GIVEN TASK ->
Output the data that follows exactly, line for line.

ITEMS ->
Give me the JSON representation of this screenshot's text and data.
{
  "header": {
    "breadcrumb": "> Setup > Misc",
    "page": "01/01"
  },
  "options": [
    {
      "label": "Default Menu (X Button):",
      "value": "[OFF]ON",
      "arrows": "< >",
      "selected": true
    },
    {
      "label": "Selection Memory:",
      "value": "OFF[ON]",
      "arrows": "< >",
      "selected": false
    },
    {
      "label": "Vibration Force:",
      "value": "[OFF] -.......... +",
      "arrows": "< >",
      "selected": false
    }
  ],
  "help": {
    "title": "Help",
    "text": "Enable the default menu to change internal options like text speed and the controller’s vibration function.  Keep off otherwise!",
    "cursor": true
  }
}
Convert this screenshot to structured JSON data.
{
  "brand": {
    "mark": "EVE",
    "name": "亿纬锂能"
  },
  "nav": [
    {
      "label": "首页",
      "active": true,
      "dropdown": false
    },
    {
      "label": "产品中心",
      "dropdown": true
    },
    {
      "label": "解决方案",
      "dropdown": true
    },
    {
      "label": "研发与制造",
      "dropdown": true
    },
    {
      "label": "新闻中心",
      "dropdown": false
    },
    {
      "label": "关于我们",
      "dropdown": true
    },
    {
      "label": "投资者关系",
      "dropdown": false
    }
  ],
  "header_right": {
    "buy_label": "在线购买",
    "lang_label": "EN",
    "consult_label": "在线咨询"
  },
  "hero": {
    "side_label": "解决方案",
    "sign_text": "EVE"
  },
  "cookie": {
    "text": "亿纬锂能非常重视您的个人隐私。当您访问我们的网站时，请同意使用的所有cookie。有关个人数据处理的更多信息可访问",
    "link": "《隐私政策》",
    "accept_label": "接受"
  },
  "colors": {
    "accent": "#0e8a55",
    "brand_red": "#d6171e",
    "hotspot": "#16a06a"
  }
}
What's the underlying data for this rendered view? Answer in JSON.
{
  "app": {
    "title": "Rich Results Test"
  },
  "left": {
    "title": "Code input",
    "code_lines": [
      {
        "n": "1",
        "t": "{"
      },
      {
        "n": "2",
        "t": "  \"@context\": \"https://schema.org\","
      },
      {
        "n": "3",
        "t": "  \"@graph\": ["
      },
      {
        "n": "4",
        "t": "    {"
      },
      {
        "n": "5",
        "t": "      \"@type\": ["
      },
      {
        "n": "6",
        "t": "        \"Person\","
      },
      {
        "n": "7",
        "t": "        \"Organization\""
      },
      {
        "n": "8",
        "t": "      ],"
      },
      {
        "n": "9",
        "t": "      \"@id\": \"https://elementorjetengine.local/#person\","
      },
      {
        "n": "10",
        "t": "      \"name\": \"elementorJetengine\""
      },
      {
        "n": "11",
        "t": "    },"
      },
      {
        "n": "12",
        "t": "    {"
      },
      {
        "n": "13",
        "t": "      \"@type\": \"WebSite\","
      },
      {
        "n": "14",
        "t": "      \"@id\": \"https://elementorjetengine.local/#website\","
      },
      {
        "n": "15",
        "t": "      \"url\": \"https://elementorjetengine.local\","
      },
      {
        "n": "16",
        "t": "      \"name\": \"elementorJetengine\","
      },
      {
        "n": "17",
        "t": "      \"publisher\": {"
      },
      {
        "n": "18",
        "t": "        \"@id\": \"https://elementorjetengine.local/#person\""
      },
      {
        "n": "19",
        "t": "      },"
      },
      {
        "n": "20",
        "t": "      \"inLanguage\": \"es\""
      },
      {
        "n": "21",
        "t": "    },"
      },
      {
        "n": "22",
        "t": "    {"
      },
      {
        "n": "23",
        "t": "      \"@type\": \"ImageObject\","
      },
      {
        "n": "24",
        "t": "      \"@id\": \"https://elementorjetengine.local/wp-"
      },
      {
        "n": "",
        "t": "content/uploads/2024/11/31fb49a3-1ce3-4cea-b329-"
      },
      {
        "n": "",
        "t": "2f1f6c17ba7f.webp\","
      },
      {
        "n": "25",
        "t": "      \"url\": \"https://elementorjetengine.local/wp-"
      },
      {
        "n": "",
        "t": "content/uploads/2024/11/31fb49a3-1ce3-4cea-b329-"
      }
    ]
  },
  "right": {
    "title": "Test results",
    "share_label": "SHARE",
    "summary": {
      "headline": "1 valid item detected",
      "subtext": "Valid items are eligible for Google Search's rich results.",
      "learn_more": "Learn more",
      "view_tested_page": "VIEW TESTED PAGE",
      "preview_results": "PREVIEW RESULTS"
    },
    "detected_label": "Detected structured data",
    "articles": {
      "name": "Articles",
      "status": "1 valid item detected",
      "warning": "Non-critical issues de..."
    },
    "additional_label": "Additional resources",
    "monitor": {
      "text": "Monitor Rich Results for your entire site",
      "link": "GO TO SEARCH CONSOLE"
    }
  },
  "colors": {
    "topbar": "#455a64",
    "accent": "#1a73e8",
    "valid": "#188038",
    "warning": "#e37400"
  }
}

WRITTEN RESPONSE ->
Give me the JSON representation of this screenshot's text and data.
{
  "header": {
    "breadcrumb": "> Setup > Misc",
    "page": "01/01"
  },
  "options": [
    {
      "label": "Default Menu (X Button):",
      "value": "[OFF]ON",
      "arrows": "< >",
      "selected": true
    },
    {
      "label": "Selection Memory:",
      "value": "OFF[ON]",
      "arrows": "< >",
      "selected": false
    },
    {
      "label": "Vibration Force:",
      "value": "[OFF] -.......... +",
      "arrows": "< >",
      "selected": false
    }
  ],
  "help": {
    "title": "Help",
    "text": "Enable the default menu to change internal options like text speed and the controller’s vibration function.  Keep off otherwise!",
    "cursor": true
  }
}
Convert this screenshot to structured JSON data.
{
  "brand": {
    "mark": "EVE",
    "name": "亿纬锂能"
  },
  "nav": [
    {
      "label": "首页",
      "active": true,
      "dropdown": false
    },
    {
      "label": "产品中心",
      "dropdown": true
    },
    {
      "label": "解决方案",
      "dropdown": true
    },
    {
      "label": "研发与制造",
      "dropdown": true
    },
    {
      "label": "新闻中心",
      "dropdown": false
    },
    {
      "label": "关于我们",
      "dropdown": true
    },
    {
      "label": "投资者关系",
      "dropdown": false
    }
  ],
  "header_right": {
    "buy_label": "在线购买",
    "lang_label": "EN",
    "consult_label": "在线咨询"
  },
  "hero": {
    "side_label": "解决方案",
    "sign_text": "EVE"
  },
  "cookie": {
    "text": "亿纬锂能非常重视您的个人隐私。当您访问我们的网站时，请同意使用的所有cookie。有关个人数据处理的更多信息可访问",
    "link": "《隐私政策》",
    "accept_label": "接受"
  },
  "colors": {
    "accent": "#0e8a55",
    "brand_red": "#d6171e",
    "hotspot": "#16a06a"
  }
}
What's the underlying data for this rendered view? Answer in JSON.
{
  "app": {
    "title": "Rich Results Test"
  },
  "left": {
    "title": "Code input",
    "code_lines": [
      {
        "n": "1",
        "t": "{"
      },
      {
        "n": "2",
        "t": "  \"@context\": \"https://schema.org\","
      },
      {
        "n": "3",
        "t": "  \"@graph\": ["
      },
      {
        "n": "4",
        "t": "    {"
      },
      {
        "n": "5",
        "t": "      \"@type\": ["
      },
      {
        "n": "6",
        "t": "        \"Person\","
      },
      {
        "n": "7",
        "t": "        \"Organization\""
      },
      {
        "n": "8",
        "t": "      ],"
      },
      {
        "n": "9",
        "t": "      \"@id\": \"https://elementorjetengine.local/#person\","
      },
      {
        "n": "10",
        "t": "      \"name\": \"elementorJetengine\""
      },
      {
        "n": "11",
        "t": "    },"
      },
      {
        "n": "12",
        "t": "    {"
      },
      {
        "n": "13",
        "t": "      \"@type\": \"WebSite\","
      },
      {
        "n": "14",
        "t": "      \"@id\": \"https://elementorjetengine.local/#website\","
      },
      {
        "n": "15",
        "t": "      \"url\": \"https://elementorjetengine.local\","
      },
      {
        "n": "16",
        "t": "      \"name\": \"elementorJetengine\","
      },
      {
        "n": "17",
        "t": "      \"publisher\": {"
      },
      {
        "n": "18",
        "t": "        \"@id\": \"https://elementorjetengine.local/#person\""
      },
      {
        "n": "19",
        "t": "      },"
      },
      {
        "n": "20",
        "t": "      \"inLanguage\": \"es\""
      },
      {
        "n": "21",
        "t": "    },"
      },
      {
        "n": "22",
        "t": "    {"
      },
      {
        "n": "23",
        "t": "      \"@type\": \"ImageObject\","
      },
      {
        "n": "24",
        "t": "      \"@id\": \"https://elementorjetengine.local/wp-"
      },
      {
        "n": "",
        "t": "content/uploads/2024/11/31fb49a3-1ce3-4cea-b329-"
      },
      {
        "n": "",
        "t": "2f1f6c17ba7f.webp\","
      },
      {
        "n": "25",
        "t": "      \"url\": \"https://elementorjetengine.local/wp-"
      },
      {
        "n": "",
        "t": "content/uploads/2024/11/31fb49a3-1ce3-4cea-b329-"
      }
    ]
  },
  "right": {
    "title": "Test results",
    "share_label": "SHARE",
    "summary": {
      "headline": "1 valid item detected",
      "subtext": "Valid items are eligible for Google Search's rich results.",
      "learn_more": "Learn more",
      "view_tested_page": "VIEW TESTED PAGE",
      "preview_results": "PREVIEW RESULTS"
    },
    "detected_label": "Detected structured data",
    "articles": {
      "name": "Articles",
      "status": "1 valid item detected",
      "warning": "Non-critical issues de..."
    },
    "additional_label": "Additional resources",
    "monitor": {
      "text": "Monitor Rich Results for your entire site",
      "link": "GO TO SEARCH CONSOLE"
    }
  },
  "colors": {
    "topbar": "#455a64",
    "accent": "#1a73e8",
    "valid": "#188038",
    "warning": "#e37400"
  }
}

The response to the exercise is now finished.